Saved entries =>
***

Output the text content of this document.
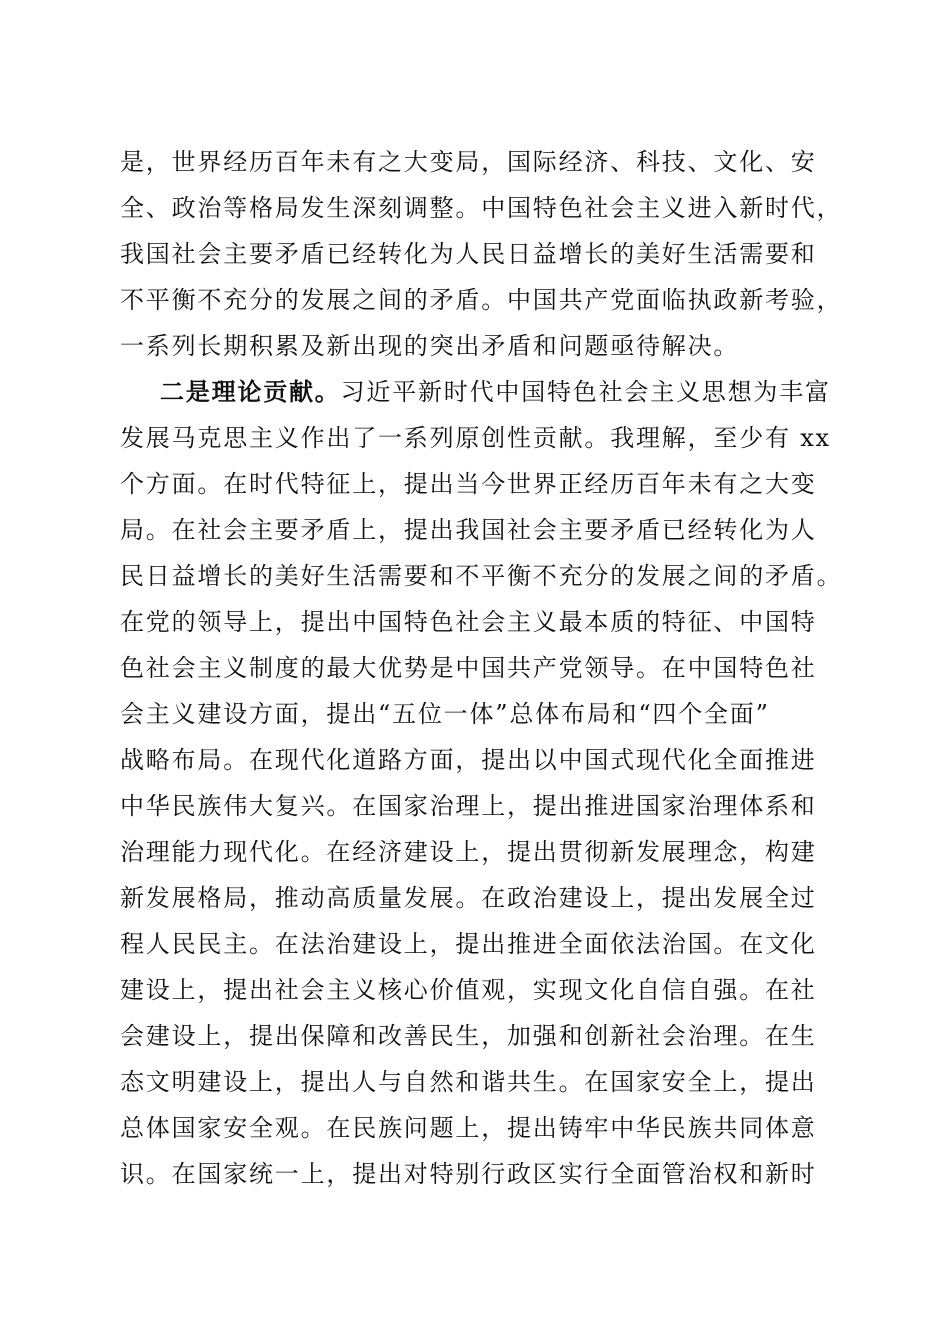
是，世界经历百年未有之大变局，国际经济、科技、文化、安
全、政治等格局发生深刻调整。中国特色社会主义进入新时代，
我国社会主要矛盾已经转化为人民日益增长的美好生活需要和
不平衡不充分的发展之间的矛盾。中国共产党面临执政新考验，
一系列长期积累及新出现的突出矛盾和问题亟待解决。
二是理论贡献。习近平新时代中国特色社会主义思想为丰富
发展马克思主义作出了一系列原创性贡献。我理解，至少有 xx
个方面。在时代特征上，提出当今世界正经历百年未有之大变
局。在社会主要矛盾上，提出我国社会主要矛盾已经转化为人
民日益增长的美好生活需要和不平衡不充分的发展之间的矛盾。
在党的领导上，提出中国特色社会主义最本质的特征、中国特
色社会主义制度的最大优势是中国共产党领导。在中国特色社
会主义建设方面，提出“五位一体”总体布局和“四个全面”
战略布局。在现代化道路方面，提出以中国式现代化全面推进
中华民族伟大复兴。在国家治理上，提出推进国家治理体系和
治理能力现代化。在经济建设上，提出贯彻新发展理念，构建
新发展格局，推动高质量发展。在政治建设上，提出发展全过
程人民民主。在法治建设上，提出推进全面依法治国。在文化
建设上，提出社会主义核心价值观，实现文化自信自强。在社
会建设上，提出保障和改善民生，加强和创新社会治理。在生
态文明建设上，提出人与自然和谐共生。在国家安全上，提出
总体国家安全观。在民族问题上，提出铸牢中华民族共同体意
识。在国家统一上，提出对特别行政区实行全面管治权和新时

***

GOAL => Without including any pictures, print each record exactly.

COMPLETED EXERCISE =>
Output the text content of this document.
是，世界经历百年未有之大变局，国际经济、科技、文化、安
全、政治等格局发生深刻调整。中国特色社会主义进入新时代，
我国社会主要矛盾已经转化为人民日益增长的美好生活需要和
不平衡不充分的发展之间的矛盾。中国共产党面临执政新考验，
一系列长期积累及新出现的突出矛盾和问题亟待解决。
二是理论贡献。习近平新时代中国特色社会主义思想为丰富
发展马克思主义作出了一系列原创性贡献。我理解，至少有 xx
个方面。在时代特征上，提出当今世界正经历百年未有之大变
局。在社会主要矛盾上，提出我国社会主要矛盾已经转化为人
民日益增长的美好生活需要和不平衡不充分的发展之间的矛盾。
在党的领导上，提出中国特色社会主义最本质的特征、中国特
色社会主义制度的最大优势是中国共产党领导。在中国特色社
会主义建设方面，提出“五位一体”总体布局和“四个全面”
战略布局。在现代化道路方面，提出以中国式现代化全面推进
中华民族伟大复兴。在国家治理上，提出推进国家治理体系和
治理能力现代化。在经济建设上，提出贯彻新发展理念，构建
新发展格局，推动高质量发展。在政治建设上，提出发展全过
程人民民主。在法治建设上，提出推进全面依法治国。在文化
建设上，提出社会主义核心价值观，实现文化自信自强。在社
会建设上，提出保障和改善民生，加强和创新社会治理。在生
态文明建设上，提出人与自然和谐共生。在国家安全上，提出
总体国家安全观。在民族问题上，提出铸牢中华民族共同体意
识。在国家统一上，提出对特别行政区实行全面管治权和新时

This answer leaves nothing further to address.